Set down all of the data exactly as it appears.
(begin)
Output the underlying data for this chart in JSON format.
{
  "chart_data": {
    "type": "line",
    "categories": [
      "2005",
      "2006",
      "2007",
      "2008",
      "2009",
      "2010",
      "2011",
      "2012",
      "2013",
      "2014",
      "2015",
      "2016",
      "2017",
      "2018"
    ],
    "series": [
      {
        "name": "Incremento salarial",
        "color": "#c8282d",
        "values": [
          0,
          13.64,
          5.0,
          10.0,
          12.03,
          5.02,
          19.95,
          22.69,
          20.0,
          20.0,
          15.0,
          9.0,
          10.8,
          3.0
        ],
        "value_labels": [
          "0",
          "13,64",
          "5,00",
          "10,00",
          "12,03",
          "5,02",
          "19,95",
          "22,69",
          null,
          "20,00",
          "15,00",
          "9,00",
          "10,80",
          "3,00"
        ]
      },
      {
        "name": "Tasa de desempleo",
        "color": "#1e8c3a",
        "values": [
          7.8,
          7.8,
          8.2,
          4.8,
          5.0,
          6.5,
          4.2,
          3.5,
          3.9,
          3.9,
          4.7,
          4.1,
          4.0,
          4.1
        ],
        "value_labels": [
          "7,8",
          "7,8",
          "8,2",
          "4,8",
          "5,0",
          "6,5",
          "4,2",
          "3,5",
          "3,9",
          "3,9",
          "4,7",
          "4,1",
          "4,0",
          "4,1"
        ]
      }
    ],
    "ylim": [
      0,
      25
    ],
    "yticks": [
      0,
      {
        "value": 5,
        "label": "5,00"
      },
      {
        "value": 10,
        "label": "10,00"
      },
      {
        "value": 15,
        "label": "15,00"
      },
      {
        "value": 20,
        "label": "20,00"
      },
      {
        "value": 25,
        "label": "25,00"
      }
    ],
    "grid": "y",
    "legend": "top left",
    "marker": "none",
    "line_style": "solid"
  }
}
(end)
◆ **TASK RESPONSE**:
Output the underlying data for this chart in JSON format.
{
  "chart_data": {
    "type": "line",
    "categories": [
      "2005",
      "2006",
      "2007",
      "2008",
      "2009",
      "2010",
      "2011",
      "2012",
      "2013",
      "2014",
      "2015",
      "2016",
      "2017",
      "2018"
    ],
    "series": [
      {
        "name": "Incremento salarial",
        "color": "#c8282d",
        "values": [
          0,
          13.64,
          5.0,
          10.0,
          12.03,
          5.02,
          19.95,
          22.69,
          20.0,
          20.0,
          15.0,
          9.0,
          10.8,
          3.0
        ],
        "value_labels": [
          "0",
          "13,64",
          "5,00",
          "10,00",
          "12,03",
          "5,02",
          "19,95",
          "22,69",
          null,
          "20,00",
          "15,00",
          "9,00",
          "10,80",
          "3,00"
        ]
      },
      {
        "name": "Tasa de desempleo",
        "color": "#1e8c3a",
        "values": [
          7.8,
          7.8,
          8.2,
          4.8,
          5.0,
          6.5,
          4.2,
          3.5,
          3.9,
          3.9,
          4.7,
          4.1,
          4.0,
          4.1
        ],
        "value_labels": [
          "7,8",
          "7,8",
          "8,2",
          "4,8",
          "5,0",
          "6,5",
          "4,2",
          "3,5",
          "3,9",
          "3,9",
          "4,7",
          "4,1",
          "4,0",
          "4,1"
        ]
      }
    ],
    "ylim": [
      0,
      25
    ],
    "yticks": [
      0,
      {
        "value": 5,
        "label": "5,00"
      },
      {
        "value": 10,
        "label": "10,00"
      },
      {
        "value": 15,
        "label": "15,00"
      },
      {
        "value": 20,
        "label": "20,00"
      },
      {
        "value": 25,
        "label": "25,00"
      }
    ],
    "grid": "y",
    "legend": "top left",
    "marker": "none",
    "line_style": "solid"
  }
}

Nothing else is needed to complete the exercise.